───── Data for this exercise ─────

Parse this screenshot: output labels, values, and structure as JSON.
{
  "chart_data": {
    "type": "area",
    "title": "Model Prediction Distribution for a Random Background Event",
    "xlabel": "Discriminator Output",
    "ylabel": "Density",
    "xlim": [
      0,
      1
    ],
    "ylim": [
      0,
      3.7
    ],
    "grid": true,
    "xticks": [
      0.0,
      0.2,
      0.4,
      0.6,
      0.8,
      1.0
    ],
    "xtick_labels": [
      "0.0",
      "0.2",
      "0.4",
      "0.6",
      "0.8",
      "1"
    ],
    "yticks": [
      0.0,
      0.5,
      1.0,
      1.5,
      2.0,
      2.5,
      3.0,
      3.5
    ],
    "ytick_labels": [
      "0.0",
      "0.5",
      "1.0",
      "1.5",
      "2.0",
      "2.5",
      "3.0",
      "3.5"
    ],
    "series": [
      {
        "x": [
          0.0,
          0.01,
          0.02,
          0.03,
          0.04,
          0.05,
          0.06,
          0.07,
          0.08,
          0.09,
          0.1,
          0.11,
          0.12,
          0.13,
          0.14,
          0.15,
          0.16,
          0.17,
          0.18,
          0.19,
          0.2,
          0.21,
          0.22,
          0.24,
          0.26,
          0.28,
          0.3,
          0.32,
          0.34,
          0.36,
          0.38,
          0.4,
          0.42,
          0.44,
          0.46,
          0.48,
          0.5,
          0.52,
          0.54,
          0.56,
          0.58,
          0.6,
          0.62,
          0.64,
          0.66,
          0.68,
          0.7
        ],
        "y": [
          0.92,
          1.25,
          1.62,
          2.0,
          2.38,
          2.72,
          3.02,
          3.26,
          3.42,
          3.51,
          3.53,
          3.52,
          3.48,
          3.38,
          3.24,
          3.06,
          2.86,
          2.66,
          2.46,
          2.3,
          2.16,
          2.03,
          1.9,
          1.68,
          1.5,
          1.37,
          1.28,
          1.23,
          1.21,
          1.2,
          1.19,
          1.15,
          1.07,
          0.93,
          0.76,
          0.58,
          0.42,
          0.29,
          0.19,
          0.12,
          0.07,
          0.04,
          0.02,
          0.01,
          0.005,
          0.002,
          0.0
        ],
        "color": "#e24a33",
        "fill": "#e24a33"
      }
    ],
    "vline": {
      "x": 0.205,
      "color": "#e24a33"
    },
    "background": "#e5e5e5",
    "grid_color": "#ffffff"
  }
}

─────

Goal:
Return every line of the material exactly.

Written response:
Parse this screenshot: output labels, values, and structure as JSON.
{
  "chart_data": {
    "type": "area",
    "title": "Model Prediction Distribution for a Random Background Event",
    "xlabel": "Discriminator Output",
    "ylabel": "Density",
    "xlim": [
      0,
      1
    ],
    "ylim": [
      0,
      3.7
    ],
    "grid": true,
    "xticks": [
      0.0,
      0.2,
      0.4,
      0.6,
      0.8,
      1.0
    ],
    "xtick_labels": [
      "0.0",
      "0.2",
      "0.4",
      "0.6",
      "0.8",
      "1"
    ],
    "yticks": [
      0.0,
      0.5,
      1.0,
      1.5,
      2.0,
      2.5,
      3.0,
      3.5
    ],
    "ytick_labels": [
      "0.0",
      "0.5",
      "1.0",
      "1.5",
      "2.0",
      "2.5",
      "3.0",
      "3.5"
    ],
    "series": [
      {
        "x": [
          0.0,
          0.01,
          0.02,
          0.03,
          0.04,
          0.05,
          0.06,
          0.07,
          0.08,
          0.09,
          0.1,
          0.11,
          0.12,
          0.13,
          0.14,
          0.15,
          0.16,
          0.17,
          0.18,
          0.19,
          0.2,
          0.21,
          0.22,
          0.24,
          0.26,
          0.28,
          0.3,
          0.32,
          0.34,
          0.36,
          0.38,
          0.4,
          0.42,
          0.44,
          0.46,
          0.48,
          0.5,
          0.52,
          0.54,
          0.56,
          0.58,
          0.6,
          0.62,
          0.64,
          0.66,
          0.68,
          0.7
        ],
        "y": [
          0.92,
          1.25,
          1.62,
          2.0,
          2.38,
          2.72,
          3.02,
          3.26,
          3.42,
          3.51,
          3.53,
          3.52,
          3.48,
          3.38,
          3.24,
          3.06,
          2.86,
          2.66,
          2.46,
          2.3,
          2.16,
          2.03,
          1.9,
          1.68,
          1.5,
          1.37,
          1.28,
          1.23,
          1.21,
          1.2,
          1.19,
          1.15,
          1.07,
          0.93,
          0.76,
          0.58,
          0.42,
          0.29,
          0.19,
          0.12,
          0.07,
          0.04,
          0.02,
          0.01,
          0.005,
          0.002,
          0.0
        ],
        "color": "#e24a33",
        "fill": "#e24a33"
      }
    ],
    "vline": {
      "x": 0.205,
      "color": "#e24a33"
    },
    "background": "#e5e5e5",
    "grid_color": "#ffffff"
  }
}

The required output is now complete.